### [DATA LISTING]
********
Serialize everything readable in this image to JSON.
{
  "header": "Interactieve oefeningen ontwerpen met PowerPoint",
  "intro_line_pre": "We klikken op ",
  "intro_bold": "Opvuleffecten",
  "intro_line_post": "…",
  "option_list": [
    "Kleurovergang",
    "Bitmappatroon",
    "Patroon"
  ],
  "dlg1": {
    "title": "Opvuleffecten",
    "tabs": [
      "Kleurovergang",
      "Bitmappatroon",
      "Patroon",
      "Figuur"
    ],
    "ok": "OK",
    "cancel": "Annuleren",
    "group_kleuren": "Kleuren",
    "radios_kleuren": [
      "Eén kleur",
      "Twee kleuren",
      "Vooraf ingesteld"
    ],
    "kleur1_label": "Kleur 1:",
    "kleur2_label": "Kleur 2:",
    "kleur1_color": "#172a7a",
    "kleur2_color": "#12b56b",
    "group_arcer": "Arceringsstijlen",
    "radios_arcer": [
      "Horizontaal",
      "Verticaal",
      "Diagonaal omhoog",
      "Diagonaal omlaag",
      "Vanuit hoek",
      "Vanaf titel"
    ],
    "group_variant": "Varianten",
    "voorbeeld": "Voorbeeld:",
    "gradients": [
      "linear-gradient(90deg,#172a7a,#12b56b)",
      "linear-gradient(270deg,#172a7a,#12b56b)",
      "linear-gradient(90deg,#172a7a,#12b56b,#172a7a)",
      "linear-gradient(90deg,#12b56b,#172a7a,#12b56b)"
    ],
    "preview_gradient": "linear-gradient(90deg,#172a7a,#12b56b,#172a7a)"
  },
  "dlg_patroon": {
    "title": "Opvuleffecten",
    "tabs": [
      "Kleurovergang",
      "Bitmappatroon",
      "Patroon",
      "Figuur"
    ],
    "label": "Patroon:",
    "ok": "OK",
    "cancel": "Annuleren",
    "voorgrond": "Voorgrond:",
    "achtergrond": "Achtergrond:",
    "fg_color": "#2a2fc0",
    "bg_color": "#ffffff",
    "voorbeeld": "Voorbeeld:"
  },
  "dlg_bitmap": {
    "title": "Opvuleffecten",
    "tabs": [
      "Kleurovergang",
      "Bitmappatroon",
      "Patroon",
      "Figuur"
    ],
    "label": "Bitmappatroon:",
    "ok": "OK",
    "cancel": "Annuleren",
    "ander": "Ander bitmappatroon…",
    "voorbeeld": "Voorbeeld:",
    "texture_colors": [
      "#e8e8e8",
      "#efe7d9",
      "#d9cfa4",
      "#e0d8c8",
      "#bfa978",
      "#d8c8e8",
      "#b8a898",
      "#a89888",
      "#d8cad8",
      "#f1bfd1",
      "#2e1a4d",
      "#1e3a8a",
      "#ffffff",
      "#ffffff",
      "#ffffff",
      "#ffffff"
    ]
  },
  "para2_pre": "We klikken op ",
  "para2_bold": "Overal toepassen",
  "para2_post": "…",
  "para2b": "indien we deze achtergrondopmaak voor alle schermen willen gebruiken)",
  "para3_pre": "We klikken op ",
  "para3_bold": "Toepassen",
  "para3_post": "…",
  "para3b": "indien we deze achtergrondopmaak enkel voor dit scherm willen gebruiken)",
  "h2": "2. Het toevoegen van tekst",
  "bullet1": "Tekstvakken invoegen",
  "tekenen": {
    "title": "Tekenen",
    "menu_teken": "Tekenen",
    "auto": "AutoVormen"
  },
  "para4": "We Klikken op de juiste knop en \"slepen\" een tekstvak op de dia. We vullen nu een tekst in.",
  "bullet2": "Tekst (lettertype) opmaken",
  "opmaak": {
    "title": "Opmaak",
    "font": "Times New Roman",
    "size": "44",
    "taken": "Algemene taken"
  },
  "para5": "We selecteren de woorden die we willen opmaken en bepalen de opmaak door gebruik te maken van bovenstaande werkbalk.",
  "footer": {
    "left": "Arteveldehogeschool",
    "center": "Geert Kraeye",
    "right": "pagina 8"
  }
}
********
### [EXERCISE BRIEF]
Find every line in the records that contains the word "gebruiken"; copy those lines.

### [RESULT FOR THIS TASK]
  "para2b": "indien we deze achtergrondopmaak voor alle schermen willen gebruiken)",
  "para3b": "indien we deze achtergrondopmaak enkel voor dit scherm willen gebruiken)",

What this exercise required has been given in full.